Of the 28 Egyptian children diagnosed with PKU who participated in the current study, 24 were in the normal weight percentile at baseline, and all were in the normal weight percentile 2 years later. Twenty-one were in the normal height percentile at baseline, and 22 were in that percentile 2 years later. Nineteen children were in the normal percentile for BMI at baseline, and 13 were in the normal percentile for BMI 2 years later. These percentile results suggest that most of the PKU children of the current study reached normal growth for weight and height after 2 years. These normal growth results were only found for weight and height.
For BMI, fewer children were in the normal percentile after 2 years. At baseline, 6 PKU children were overweight and 3 were obese. After 2 years, 10 were overweight and 5 obese. The recommended diet of children with PKU does not limit carbohydrate or fat intake [17]. Therefore, the nutritional caloric intake of the PKU children of the current study may have exceeded their energetic needs. Other possible risk factors of being overweight are lower socioeconomic status (for both sexes) and overweight parents and large stature (for girls only) [21].

▶ [Entries provided]:
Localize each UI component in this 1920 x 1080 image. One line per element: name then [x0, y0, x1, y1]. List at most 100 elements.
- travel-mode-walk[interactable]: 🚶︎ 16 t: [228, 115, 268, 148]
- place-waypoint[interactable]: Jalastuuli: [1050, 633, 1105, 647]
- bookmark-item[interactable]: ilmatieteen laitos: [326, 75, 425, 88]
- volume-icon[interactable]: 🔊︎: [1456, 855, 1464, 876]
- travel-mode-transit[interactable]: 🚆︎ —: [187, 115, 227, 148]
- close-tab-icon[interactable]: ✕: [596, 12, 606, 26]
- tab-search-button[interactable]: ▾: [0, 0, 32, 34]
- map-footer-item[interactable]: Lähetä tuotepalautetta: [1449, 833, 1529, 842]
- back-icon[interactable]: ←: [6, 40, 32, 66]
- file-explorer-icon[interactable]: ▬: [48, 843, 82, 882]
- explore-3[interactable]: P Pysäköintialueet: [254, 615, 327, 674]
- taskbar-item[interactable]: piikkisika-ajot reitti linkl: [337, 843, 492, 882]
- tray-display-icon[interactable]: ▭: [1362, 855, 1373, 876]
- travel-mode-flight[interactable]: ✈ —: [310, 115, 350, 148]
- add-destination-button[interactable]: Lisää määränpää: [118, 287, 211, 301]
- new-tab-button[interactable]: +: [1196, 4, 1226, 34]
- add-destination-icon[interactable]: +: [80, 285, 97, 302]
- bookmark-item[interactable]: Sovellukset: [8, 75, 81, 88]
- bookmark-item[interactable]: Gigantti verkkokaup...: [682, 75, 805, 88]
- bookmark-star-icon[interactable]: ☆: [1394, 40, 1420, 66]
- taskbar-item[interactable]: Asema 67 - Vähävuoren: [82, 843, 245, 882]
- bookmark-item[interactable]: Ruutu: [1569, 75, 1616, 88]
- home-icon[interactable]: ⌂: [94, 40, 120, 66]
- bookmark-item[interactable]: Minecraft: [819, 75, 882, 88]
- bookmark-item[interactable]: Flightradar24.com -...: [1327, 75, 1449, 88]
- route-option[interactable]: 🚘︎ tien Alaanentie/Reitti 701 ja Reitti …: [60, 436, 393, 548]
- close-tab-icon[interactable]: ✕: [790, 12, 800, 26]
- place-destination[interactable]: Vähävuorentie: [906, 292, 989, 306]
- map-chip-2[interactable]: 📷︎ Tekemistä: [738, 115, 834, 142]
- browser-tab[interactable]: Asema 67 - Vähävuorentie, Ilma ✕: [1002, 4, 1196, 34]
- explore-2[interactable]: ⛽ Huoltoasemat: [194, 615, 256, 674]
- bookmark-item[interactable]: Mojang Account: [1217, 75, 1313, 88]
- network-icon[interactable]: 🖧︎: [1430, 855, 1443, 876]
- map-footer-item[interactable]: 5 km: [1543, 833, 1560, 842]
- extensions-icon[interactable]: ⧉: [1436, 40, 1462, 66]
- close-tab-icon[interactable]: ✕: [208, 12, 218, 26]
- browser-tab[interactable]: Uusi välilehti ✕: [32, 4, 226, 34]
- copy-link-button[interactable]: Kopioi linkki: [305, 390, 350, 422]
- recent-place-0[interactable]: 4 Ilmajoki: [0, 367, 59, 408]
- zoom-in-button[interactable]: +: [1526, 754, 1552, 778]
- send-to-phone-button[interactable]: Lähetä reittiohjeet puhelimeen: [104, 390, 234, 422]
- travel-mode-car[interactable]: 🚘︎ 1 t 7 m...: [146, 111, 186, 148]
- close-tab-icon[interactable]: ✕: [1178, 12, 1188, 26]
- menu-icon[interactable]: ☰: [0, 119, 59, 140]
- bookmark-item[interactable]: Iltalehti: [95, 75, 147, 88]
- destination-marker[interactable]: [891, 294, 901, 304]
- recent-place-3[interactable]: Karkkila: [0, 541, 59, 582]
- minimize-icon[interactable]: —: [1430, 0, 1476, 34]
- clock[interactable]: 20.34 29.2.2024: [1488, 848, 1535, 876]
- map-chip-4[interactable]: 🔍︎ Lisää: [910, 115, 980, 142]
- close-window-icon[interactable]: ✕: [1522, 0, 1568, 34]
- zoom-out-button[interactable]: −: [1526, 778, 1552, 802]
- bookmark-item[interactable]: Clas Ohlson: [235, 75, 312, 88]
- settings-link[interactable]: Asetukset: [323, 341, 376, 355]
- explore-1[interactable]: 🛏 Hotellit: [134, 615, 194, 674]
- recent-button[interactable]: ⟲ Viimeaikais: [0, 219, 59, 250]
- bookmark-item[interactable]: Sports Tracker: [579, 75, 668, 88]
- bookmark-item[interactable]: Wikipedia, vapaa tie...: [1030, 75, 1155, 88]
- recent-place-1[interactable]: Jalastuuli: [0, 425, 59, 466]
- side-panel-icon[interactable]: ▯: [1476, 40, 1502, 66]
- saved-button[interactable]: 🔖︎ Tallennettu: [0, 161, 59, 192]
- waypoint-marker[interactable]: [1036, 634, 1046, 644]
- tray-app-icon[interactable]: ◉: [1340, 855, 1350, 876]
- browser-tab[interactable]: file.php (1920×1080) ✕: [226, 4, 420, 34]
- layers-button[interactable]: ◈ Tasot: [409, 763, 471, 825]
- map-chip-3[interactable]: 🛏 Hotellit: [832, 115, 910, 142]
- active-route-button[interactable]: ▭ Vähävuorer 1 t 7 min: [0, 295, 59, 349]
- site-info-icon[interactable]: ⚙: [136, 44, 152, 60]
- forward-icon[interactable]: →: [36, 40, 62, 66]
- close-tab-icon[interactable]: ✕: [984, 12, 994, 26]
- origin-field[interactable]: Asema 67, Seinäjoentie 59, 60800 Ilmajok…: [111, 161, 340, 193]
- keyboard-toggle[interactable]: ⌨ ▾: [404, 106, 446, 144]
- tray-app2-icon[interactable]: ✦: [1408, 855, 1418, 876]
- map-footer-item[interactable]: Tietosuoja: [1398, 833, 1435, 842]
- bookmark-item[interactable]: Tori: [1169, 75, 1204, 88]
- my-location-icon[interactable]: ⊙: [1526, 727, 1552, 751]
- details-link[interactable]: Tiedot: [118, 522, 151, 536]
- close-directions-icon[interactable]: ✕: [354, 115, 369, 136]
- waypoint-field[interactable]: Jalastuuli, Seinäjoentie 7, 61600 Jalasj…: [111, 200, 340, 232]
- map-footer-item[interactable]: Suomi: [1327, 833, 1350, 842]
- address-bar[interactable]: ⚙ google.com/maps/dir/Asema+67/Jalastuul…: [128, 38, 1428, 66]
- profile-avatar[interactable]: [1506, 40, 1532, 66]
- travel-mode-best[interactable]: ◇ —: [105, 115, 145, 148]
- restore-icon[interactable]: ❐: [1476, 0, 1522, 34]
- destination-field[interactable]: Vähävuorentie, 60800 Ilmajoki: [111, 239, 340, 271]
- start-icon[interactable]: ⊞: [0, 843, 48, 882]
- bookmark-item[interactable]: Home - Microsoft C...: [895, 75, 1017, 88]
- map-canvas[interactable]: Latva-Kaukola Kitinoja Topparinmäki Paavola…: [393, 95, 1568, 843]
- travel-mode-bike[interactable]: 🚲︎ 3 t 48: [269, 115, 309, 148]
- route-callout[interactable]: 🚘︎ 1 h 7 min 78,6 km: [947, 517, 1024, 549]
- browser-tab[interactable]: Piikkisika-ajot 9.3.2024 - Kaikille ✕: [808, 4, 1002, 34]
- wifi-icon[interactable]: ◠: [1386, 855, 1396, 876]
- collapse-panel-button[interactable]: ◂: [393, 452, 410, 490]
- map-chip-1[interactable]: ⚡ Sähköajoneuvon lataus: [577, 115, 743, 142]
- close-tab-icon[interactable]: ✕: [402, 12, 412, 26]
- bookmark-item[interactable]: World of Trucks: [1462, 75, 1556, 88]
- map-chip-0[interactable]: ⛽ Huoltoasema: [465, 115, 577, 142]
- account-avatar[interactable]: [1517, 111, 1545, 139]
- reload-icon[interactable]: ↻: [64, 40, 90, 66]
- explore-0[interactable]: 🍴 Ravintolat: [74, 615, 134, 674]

▶ [Work instructions]: Continue the text on growth and weight in Egyptian children with PKU from the point where it stops.

▶ [Answer for this exercise]:
After an initial period of growth retardation, the Egyptian children diagnosed with PKU in the current study had a significant increase in weight and height. Further, those children below the 3rd percentile for weight at baseline reached normal growth after 2 years, but most of those below the 3rd percentile for height did not reach normal growth after 2 years. Previously published European studies found growth retardation of PKU patients during the first years of life was followed by restoration of normal growth [9,22-24] A longitudinal study of Dutch children found that those with PKU had an almost identical height as other children of the same age [9]. Although normal growth appeared to be restored for weight in the current study, the normal growth for height for the PKU children was not restored. In Egypt, there is a lack of national screening programs for early detection of PKU, especially in neonates. Thus, a late onset of diagnosis for PKU patients and a delayed initiation of a Phe-restricted diet may explain the observed differences of weight and height between the current study and previous studies.
In conclusion, most of the Egyptian children diagnosed with PKU in the current study were within the normal growth percentiles for weight and height. However, a small percentage of the children were below the 3rd percentile for weight and height. After 2 years, most of these reached normal growth for weight but remained below the 3rd percentile for height. In addition, many of the PKU children gained weight after 2 years and became overweight or obese. Based on the results of the current study, we recommended the early detection of PKU and the early use of a Phe-restricted diet to avoid the growth retardation of height, which is difficult to correct. Also, care should be taken during the treatment of PKU patients to avoid patients becoming overweight or obese over time.
The authors thank Deborah Goggin, MA, for her editorial support.